▸ SET TASKS
1 > Answer these questions from the Lucene search excerpt, one answer per line, marked the same way:
(a) Who can search for assets with the Lucene engine?
(b) How often does the engine check for changes to indexed asset types?
(c) In what directory is index data stored by default?
2 > List every search function that WebCenter Sites includes, according to the Lucene search excerpt.
3 > Summarize the Lucene search excerpt in two sentences.
### EXCERPT TO READ ###
35 Configuring the Lucene Search Engine
Topics:
35.1 Overview of WebCenter Sites Search Functions
When you install WebCenter Sites, the search feature in the WebCenter Sites database and Lucene are available. The Lucene engine is set up as WebCenter Sites is installed, allowing content contributors, website visitors, and third party applications to search for assets.
This chapter includes information detailing how to use the Lucene search engine, how to make additional assets searchable and how to pause or disable the search engine.
Topics:
35.1.1 Indexing for Search Functions
searches are run against a Lucene search index, not database. A search index is built by an automated process called indexing, which collects, and stores asset data in a format that can be quickly retrieved during a search.
Search results are returned based solely on the data that is available in the index at the time the search is performed. The more assets you include in the index, the longer it takes to build and to search.
You select the types of assets to index on the search configuration forms. Selected assets are indexed and therefore, searchable. Asset types you omitted from indexing are not indexed and are not searchable.
When the index is built, the Lucene search engine checks every thirty seconds for changes made to assets of the types selected for indexing. If changes were made (such as creating a new index item, editing an existing entry, or deleting an entry), Lucene updates the index. By default, index data is stored in the <cs_shared_dir>/lucene
directory (where <cs_shared_dir>
is the shared file system directory).
35.1.2 Using WebCenter Sites Search Functions
WebCenter Sites includes the following search functions: Global search, Asset Type search, and the most specific of the searches, Configure Attributes for Asset Type Index. This search option is a subset of the Asset Type Index option, as it allows you to specify attributes that are searchable for the indexing-enabled asset types.
You can enable all of the searches on your system. The searches differ in how they store the indexed user-defined attributes.
Global Search indexes system-defined attributes individually, allowing users to search by specific attributes. An asset's user-defined attribute values are stored together in one table cell. Attribute names are omitted. When Global search is configured, users are restricted to searching across all user-defined attributes per asset type.
### ENTRIES ###
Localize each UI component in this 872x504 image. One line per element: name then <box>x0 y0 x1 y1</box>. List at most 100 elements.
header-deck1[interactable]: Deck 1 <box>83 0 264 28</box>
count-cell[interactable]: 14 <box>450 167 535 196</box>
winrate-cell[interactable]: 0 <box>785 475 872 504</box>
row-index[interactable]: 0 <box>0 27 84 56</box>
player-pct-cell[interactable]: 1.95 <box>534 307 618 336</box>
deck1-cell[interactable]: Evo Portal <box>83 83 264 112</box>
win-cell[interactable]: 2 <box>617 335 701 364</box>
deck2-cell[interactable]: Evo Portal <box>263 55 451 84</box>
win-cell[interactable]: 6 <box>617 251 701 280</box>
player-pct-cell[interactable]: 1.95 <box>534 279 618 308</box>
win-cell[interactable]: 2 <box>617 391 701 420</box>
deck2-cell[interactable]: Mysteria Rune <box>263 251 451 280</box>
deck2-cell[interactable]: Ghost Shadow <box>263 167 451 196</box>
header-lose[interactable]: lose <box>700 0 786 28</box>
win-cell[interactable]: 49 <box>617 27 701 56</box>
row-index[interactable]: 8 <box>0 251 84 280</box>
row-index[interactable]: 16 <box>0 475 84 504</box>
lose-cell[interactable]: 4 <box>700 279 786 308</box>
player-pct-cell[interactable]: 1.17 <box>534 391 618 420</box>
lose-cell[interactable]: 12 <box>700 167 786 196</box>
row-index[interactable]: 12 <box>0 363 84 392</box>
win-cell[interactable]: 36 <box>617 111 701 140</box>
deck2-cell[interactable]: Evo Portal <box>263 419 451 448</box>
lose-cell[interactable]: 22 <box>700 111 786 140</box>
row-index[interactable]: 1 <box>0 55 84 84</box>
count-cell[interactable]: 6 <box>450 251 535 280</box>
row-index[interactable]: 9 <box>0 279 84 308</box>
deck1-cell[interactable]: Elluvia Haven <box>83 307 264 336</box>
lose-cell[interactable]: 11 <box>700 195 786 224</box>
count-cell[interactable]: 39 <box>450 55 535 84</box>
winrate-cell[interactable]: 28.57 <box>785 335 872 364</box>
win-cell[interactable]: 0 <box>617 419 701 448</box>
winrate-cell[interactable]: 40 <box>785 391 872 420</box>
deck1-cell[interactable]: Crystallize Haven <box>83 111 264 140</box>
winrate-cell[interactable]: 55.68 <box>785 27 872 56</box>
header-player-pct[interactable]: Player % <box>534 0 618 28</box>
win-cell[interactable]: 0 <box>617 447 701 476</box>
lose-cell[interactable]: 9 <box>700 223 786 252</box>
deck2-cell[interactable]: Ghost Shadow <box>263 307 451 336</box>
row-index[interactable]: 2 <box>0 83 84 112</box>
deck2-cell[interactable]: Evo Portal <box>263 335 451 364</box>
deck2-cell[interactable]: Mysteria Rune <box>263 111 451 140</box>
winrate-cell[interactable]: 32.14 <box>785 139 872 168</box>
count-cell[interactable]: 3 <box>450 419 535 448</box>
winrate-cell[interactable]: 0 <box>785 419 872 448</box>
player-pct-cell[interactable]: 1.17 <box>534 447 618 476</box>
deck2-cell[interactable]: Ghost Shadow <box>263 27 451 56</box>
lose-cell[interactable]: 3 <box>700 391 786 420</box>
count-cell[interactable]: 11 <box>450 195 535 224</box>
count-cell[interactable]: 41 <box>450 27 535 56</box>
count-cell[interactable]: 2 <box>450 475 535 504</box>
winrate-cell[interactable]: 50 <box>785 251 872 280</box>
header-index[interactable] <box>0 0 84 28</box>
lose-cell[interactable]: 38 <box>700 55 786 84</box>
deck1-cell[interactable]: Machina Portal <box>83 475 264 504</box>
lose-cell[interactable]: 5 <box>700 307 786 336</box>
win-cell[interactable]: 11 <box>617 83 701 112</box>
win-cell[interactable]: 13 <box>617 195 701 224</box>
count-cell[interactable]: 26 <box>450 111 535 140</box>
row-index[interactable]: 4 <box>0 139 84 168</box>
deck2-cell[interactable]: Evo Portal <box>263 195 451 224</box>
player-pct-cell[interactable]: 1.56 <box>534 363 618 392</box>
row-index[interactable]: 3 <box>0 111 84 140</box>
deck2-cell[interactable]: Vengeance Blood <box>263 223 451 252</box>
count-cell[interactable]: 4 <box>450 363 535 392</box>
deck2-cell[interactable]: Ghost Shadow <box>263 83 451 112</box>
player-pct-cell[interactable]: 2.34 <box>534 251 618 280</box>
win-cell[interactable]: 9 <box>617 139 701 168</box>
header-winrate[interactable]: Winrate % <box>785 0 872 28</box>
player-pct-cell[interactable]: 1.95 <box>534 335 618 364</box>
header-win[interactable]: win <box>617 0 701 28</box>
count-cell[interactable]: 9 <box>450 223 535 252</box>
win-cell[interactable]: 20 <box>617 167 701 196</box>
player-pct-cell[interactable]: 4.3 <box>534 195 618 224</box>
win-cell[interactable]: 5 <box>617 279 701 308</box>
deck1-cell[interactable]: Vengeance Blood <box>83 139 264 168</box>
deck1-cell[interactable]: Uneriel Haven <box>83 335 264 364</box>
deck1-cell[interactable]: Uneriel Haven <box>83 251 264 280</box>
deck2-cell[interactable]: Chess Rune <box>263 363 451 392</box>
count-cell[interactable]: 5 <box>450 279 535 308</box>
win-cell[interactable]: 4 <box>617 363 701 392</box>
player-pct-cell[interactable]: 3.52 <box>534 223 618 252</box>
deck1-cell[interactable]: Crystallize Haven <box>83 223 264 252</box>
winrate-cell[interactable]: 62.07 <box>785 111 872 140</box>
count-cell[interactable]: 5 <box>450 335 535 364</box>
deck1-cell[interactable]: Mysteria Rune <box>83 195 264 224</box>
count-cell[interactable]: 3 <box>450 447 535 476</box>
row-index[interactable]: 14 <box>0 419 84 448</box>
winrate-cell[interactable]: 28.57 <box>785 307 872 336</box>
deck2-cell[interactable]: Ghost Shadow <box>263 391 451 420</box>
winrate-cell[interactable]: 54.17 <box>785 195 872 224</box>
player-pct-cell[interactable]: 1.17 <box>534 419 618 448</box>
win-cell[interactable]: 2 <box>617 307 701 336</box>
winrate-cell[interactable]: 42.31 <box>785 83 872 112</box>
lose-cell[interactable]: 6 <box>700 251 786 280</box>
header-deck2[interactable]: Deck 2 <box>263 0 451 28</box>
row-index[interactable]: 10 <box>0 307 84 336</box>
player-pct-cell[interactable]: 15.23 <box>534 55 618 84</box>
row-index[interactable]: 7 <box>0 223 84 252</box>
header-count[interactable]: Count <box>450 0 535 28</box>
###
▸ ANSWERS TO THE TASKS
1 >
(a) Content contributors, website visitors, and third party applications.
(b) Every thirty seconds.
(c) The <cs_shared_dir>/lucene directory.

2 >
Global search
Asset Type search
Configure Attributes for Asset Type Index

3 > Lucene is set up when WebCenter Sites is installed, and searches run against a Lucene index built from the asset types selected on the search configuration forms. WebCenter Sites offers Global search, Asset Type search, and Configure Attributes for Asset Type Index, which differ in how they store indexed user-defined attributes.